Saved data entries
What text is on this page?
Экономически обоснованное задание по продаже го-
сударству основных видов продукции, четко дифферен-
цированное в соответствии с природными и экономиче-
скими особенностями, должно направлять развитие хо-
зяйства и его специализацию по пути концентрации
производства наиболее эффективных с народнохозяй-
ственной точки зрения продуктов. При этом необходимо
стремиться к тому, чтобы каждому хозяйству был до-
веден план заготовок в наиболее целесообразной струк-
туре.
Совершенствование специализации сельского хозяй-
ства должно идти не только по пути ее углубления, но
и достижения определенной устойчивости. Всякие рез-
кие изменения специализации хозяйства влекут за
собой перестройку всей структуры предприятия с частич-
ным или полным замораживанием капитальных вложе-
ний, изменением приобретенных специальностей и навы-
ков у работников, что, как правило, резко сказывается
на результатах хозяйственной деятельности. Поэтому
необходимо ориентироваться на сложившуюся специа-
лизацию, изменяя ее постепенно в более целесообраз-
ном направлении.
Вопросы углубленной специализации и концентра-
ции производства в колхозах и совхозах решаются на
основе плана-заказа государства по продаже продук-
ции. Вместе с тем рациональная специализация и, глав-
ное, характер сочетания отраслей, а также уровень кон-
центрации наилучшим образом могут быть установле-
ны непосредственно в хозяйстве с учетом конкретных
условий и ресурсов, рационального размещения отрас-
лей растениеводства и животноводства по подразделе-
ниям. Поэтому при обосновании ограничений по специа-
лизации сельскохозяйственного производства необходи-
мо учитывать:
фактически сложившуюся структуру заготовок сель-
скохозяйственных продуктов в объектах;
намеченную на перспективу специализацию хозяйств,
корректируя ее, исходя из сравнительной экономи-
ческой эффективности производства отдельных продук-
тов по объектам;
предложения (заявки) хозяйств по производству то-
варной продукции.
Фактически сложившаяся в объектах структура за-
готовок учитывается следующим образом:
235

## Problem details:
Repeat the material above exactly.

## Reply to the task:
What text is on this page?
Экономически обоснованное задание по продаже го-
сударству основных видов продукции, четко дифферен-
цированное в соответствии с природными и экономиче-
скими особенностями, должно направлять развитие хо-
зяйства и его специализацию по пути концентрации
производства наиболее эффективных с народнохозяй-
ственной точки зрения продуктов. При этом необходимо
стремиться к тому, чтобы каждому хозяйству был до-
веден план заготовок в наиболее целесообразной струк-
туре.
Совершенствование специализации сельского хозяй-
ства должно идти не только по пути ее углубления, но
и достижения определенной устойчивости. Всякие рез-
кие изменения специализации хозяйства влекут за
собой перестройку всей структуры предприятия с частич-
ным или полным замораживанием капитальных вложе-
ний, изменением приобретенных специальностей и навы-
ков у работников, что, как правило, резко сказывается
на результатах хозяйственной деятельности. Поэтому
необходимо ориентироваться на сложившуюся специа-
лизацию, изменяя ее постепенно в более целесообраз-
ном направлении.
Вопросы углубленной специализации и концентра-
ции производства в колхозах и совхозах решаются на
основе плана-заказа государства по продаже продук-
ции. Вместе с тем рациональная специализация и, глав-
ное, характер сочетания отраслей, а также уровень кон-
центрации наилучшим образом могут быть установле-
ны непосредственно в хозяйстве с учетом конкретных
условий и ресурсов, рационального размещения отрас-
лей растениеводства и животноводства по подразделе-
ниям. Поэтому при обосновании ограничений по специа-
лизации сельскохозяйственного производства необходи-
мо учитывать:
фактически сложившуюся структуру заготовок сель-
скохозяйственных продуктов в объектах;
намеченную на перспективу специализацию хозяйств,
корректируя ее, исходя из сравнительной экономи-
ческой эффективности производства отдельных продук-
тов по объектам;
предложения (заявки) хозяйств по производству то-
варной продукции.
Фактически сложившаяся в объектах структура за-
готовок учитывается следующим образом:
235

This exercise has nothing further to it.